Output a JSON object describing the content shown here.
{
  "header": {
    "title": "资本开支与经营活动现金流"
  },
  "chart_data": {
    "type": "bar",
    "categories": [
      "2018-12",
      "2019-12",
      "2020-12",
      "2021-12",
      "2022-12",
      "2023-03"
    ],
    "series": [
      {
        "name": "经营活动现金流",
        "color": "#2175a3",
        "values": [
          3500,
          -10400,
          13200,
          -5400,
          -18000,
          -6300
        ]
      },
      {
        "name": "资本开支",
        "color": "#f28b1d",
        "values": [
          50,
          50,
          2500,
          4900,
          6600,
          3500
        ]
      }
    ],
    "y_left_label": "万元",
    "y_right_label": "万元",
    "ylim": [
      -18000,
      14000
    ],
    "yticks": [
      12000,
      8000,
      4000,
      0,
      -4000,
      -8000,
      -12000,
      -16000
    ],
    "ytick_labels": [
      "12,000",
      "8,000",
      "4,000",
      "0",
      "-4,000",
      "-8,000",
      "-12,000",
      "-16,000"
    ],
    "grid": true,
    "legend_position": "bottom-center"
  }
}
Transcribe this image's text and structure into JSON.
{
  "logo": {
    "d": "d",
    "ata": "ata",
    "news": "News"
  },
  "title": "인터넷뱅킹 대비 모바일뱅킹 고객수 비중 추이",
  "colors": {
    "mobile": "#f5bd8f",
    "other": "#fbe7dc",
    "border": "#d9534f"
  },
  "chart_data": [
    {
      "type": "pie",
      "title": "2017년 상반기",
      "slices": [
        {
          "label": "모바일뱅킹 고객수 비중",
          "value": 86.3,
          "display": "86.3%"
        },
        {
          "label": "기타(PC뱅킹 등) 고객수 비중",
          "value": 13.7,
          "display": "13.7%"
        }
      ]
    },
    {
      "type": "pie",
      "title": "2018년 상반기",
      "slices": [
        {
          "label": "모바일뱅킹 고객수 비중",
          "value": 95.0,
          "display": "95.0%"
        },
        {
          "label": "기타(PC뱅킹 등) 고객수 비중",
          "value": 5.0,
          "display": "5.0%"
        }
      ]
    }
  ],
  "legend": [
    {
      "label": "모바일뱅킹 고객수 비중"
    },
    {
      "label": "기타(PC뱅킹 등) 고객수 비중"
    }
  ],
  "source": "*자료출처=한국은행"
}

Exercise. Copy out the whole listing exactly as written.

Answer in full.
Output a JSON object describing the content shown here.
{
  "header": {
    "title": "资本开支与经营活动现金流"
  },
  "chart_data": {
    "type": "bar",
    "categories": [
      "2018-12",
      "2019-12",
      "2020-12",
      "2021-12",
      "2022-12",
      "2023-03"
    ],
    "series": [
      {
        "name": "经营活动现金流",
        "color": "#2175a3",
        "values": [
          3500,
          -10400,
          13200,
          -5400,
          -18000,
          -6300
        ]
      },
      {
        "name": "资本开支",
        "color": "#f28b1d",
        "values": [
          50,
          50,
          2500,
          4900,
          6600,
          3500
        ]
      }
    ],
    "y_left_label": "万元",
    "y_right_label": "万元",
    "ylim": [
      -18000,
      14000
    ],
    "yticks": [
      12000,
      8000,
      4000,
      0,
      -4000,
      -8000,
      -12000,
      -16000
    ],
    "ytick_labels": [
      "12,000",
      "8,000",
      "4,000",
      "0",
      "-4,000",
      "-8,000",
      "-12,000",
      "-16,000"
    ],
    "grid": true,
    "legend_position": "bottom-center"
  }
}
Transcribe this image's text and structure into JSON.
{
  "logo": {
    "d": "d",
    "ata": "ata",
    "news": "News"
  },
  "title": "인터넷뱅킹 대비 모바일뱅킹 고객수 비중 추이",
  "colors": {
    "mobile": "#f5bd8f",
    "other": "#fbe7dc",
    "border": "#d9534f"
  },
  "chart_data": [
    {
      "type": "pie",
      "title": "2017년 상반기",
      "slices": [
        {
          "label": "모바일뱅킹 고객수 비중",
          "value": 86.3,
          "display": "86.3%"
        },
        {
          "label": "기타(PC뱅킹 등) 고객수 비중",
          "value": 13.7,
          "display": "13.7%"
        }
      ]
    },
    {
      "type": "pie",
      "title": "2018년 상반기",
      "slices": [
        {
          "label": "모바일뱅킹 고객수 비중",
          "value": 95.0,
          "display": "95.0%"
        },
        {
          "label": "기타(PC뱅킹 등) 고객수 비중",
          "value": 5.0,
          "display": "5.0%"
        }
      ]
    }
  ],
  "legend": [
    {
      "label": "모바일뱅킹 고객수 비중"
    },
    {
      "label": "기타(PC뱅킹 등) 고객수 비중"
    }
  ],
  "source": "*자료출처=한국은행"
}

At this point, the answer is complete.